= RECORDED INFORMATION =
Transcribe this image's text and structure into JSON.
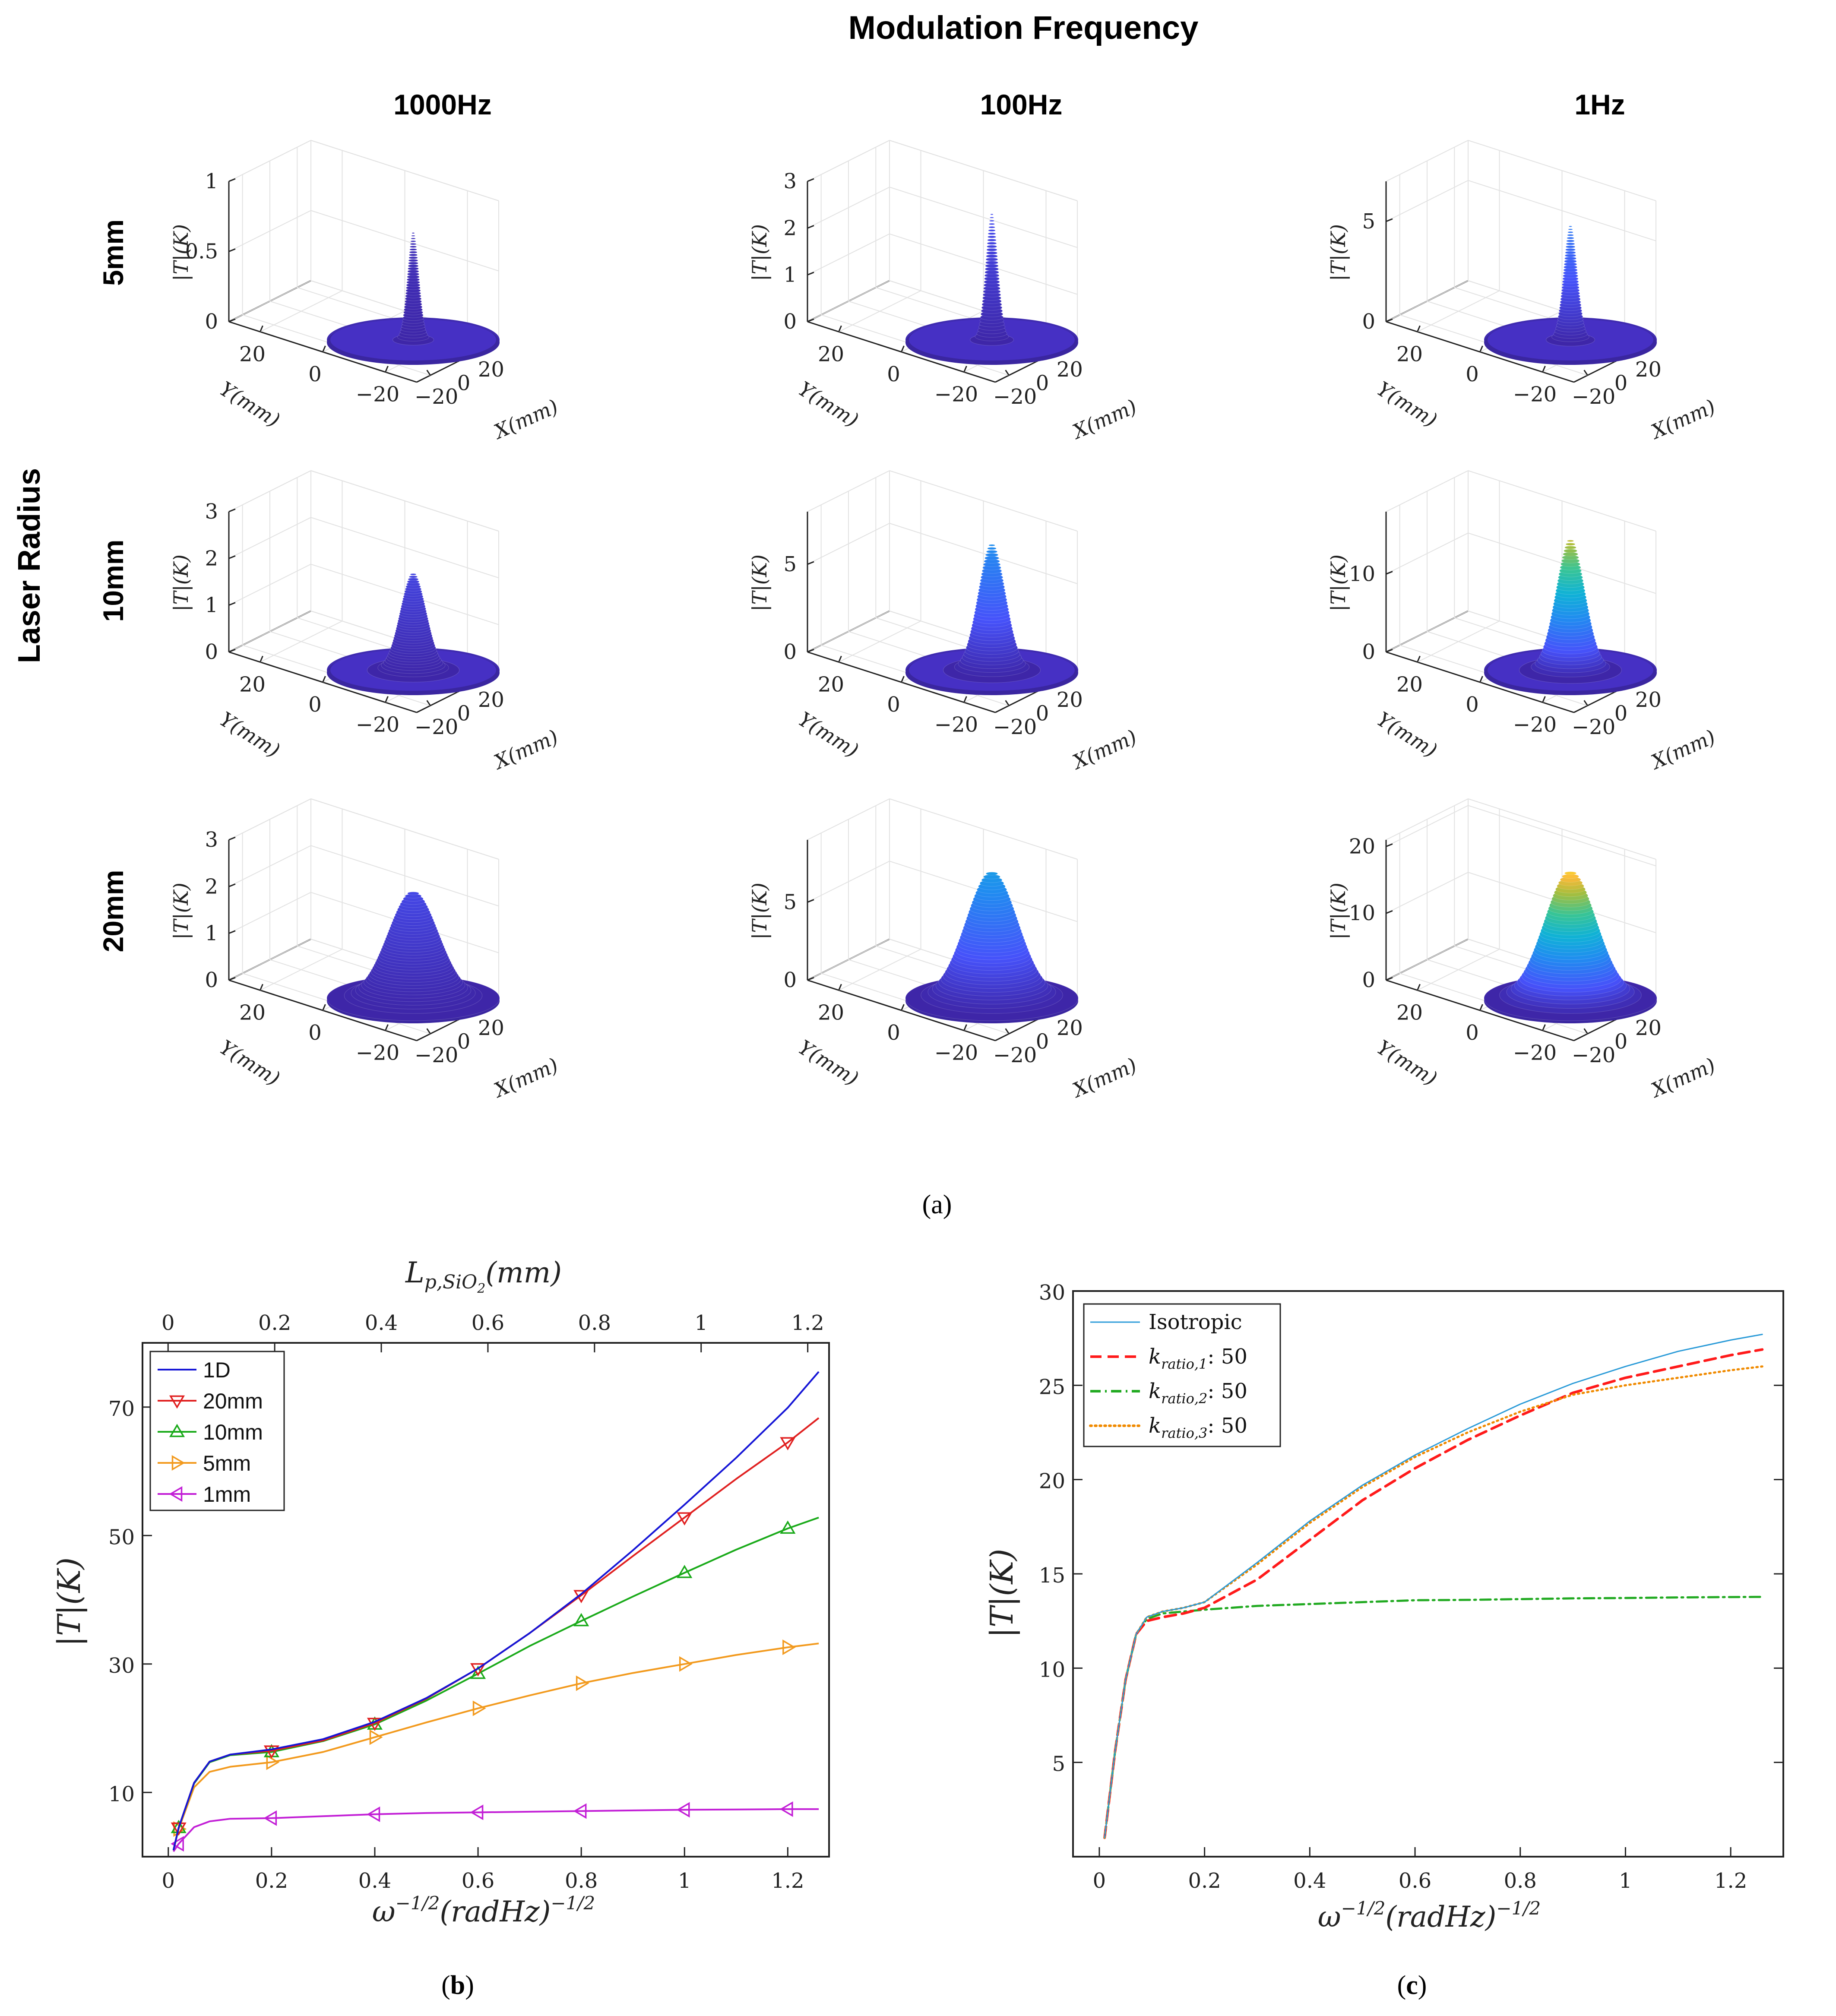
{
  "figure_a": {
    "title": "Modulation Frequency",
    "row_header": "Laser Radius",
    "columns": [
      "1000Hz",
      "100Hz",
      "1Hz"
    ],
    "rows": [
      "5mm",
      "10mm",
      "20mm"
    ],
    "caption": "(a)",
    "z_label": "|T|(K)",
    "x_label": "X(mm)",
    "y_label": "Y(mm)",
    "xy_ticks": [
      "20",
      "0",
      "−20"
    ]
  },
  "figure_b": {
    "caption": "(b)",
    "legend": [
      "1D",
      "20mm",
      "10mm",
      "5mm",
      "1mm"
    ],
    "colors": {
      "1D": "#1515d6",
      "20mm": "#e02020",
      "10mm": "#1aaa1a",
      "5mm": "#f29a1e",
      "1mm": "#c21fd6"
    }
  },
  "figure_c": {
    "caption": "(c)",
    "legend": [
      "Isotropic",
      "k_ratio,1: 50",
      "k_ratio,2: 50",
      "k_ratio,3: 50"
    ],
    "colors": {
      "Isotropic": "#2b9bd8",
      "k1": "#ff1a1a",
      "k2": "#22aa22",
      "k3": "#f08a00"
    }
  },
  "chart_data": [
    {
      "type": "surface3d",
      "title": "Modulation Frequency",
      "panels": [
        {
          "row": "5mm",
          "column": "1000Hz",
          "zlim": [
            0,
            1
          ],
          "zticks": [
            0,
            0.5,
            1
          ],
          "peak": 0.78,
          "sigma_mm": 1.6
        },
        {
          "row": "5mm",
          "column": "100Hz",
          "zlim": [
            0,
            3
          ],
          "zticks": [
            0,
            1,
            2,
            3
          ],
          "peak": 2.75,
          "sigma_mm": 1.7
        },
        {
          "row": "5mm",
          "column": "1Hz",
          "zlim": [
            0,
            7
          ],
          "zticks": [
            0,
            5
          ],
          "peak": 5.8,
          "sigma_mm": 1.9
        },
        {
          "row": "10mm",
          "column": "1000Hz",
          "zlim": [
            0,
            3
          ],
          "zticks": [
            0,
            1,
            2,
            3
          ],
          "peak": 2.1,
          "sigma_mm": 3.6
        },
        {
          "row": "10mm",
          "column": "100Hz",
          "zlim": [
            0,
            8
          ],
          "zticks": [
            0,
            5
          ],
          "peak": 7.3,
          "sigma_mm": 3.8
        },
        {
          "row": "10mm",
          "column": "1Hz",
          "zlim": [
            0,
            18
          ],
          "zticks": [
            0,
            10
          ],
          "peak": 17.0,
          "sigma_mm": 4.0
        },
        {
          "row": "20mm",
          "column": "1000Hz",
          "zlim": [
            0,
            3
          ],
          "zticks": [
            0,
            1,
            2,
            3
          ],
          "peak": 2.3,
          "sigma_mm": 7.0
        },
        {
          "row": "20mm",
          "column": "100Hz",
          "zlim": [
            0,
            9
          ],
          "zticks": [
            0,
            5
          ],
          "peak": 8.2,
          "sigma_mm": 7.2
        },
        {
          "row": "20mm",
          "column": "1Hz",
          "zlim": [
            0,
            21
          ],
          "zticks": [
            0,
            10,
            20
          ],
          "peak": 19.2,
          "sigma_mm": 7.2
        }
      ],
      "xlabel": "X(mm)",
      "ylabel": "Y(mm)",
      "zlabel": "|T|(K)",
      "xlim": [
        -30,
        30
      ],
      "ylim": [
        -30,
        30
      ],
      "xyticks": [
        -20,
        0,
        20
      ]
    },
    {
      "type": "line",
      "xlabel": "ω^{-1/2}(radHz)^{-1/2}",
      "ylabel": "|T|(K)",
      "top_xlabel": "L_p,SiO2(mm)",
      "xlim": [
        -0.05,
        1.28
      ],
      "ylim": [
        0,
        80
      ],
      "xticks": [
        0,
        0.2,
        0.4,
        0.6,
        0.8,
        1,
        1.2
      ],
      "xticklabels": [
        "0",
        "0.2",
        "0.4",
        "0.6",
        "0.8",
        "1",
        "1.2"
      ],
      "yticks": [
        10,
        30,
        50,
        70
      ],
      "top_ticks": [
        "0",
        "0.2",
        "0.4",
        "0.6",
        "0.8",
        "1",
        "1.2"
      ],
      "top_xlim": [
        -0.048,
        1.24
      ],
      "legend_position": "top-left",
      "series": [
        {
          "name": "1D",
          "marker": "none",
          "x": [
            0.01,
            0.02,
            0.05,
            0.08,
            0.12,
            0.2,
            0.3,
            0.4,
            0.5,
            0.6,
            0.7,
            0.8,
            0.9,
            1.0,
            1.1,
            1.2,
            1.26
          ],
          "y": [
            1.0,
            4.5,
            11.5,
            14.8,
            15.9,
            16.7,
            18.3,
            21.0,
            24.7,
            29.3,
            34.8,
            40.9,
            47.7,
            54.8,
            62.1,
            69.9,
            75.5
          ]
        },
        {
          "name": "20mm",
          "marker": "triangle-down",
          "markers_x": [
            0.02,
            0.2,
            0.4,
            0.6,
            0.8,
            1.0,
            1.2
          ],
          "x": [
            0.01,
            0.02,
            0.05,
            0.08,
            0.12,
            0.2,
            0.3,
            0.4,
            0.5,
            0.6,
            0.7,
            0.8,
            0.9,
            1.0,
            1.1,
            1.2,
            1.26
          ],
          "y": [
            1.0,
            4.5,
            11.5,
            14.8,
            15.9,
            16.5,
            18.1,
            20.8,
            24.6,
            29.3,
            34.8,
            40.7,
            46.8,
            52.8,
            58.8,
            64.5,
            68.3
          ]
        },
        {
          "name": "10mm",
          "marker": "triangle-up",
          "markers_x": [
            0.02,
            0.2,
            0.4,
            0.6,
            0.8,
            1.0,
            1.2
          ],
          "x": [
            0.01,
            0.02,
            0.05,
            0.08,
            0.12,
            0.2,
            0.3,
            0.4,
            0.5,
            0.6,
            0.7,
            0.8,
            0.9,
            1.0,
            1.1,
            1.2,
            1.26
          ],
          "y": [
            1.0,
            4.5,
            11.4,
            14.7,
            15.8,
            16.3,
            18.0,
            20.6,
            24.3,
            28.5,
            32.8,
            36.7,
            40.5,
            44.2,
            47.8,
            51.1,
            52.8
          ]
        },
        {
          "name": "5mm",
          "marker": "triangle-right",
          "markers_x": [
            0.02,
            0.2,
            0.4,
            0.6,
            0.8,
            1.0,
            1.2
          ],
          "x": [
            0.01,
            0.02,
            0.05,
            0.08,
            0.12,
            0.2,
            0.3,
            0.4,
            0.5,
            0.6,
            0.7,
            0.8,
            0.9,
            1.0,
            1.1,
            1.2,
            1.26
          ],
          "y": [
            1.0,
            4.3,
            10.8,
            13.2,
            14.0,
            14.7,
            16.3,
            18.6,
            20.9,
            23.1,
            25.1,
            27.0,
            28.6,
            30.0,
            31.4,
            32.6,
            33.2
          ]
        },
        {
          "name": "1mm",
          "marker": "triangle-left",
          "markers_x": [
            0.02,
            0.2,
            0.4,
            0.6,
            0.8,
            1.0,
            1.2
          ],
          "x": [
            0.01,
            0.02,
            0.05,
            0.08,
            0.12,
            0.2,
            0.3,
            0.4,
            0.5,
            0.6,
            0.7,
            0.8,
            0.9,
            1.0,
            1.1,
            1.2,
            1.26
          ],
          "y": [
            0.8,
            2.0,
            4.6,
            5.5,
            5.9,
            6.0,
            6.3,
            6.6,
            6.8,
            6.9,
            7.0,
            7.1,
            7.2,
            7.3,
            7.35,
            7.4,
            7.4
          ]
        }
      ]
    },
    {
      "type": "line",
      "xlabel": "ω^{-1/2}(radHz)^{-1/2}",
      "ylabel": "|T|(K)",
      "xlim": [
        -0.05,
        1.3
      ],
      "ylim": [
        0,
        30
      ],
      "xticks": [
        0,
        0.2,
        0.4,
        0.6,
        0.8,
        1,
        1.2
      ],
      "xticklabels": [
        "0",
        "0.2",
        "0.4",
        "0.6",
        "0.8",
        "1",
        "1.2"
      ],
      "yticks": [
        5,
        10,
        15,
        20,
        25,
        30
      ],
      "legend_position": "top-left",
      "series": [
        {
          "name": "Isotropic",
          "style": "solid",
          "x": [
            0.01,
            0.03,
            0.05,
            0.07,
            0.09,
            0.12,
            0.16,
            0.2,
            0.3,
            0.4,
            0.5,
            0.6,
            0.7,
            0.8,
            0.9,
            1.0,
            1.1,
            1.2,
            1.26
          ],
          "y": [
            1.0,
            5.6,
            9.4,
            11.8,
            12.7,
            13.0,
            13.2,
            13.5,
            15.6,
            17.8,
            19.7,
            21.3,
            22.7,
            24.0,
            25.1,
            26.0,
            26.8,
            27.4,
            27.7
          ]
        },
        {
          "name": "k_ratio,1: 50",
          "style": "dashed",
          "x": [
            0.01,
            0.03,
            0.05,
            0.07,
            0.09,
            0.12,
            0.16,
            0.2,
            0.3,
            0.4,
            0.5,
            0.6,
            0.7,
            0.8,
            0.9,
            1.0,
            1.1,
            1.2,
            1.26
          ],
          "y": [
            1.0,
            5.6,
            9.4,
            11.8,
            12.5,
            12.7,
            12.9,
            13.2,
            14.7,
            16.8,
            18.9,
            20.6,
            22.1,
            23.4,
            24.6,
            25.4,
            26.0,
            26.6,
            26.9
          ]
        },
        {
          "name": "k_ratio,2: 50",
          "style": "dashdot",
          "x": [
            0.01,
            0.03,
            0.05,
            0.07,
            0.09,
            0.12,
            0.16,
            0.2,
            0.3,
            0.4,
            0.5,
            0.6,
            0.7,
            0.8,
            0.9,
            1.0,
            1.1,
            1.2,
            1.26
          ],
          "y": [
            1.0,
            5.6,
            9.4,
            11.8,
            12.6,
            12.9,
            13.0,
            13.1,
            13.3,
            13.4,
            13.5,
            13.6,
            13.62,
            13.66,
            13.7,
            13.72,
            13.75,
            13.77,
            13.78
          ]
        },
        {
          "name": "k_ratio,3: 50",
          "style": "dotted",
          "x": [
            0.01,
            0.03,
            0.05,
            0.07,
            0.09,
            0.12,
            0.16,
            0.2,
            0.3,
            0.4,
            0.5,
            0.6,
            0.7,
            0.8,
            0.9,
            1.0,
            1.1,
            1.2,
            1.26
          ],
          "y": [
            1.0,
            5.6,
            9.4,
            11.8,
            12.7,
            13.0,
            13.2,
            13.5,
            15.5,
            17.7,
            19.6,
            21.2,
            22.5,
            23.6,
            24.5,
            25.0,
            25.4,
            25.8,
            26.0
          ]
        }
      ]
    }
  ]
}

= TASK BRIEF =
Copy all lines from the listing that contain "Modulation".

= TASK OUTPUT =
    "title": "Modulation Frequency",
      "title": "Modulation Frequency",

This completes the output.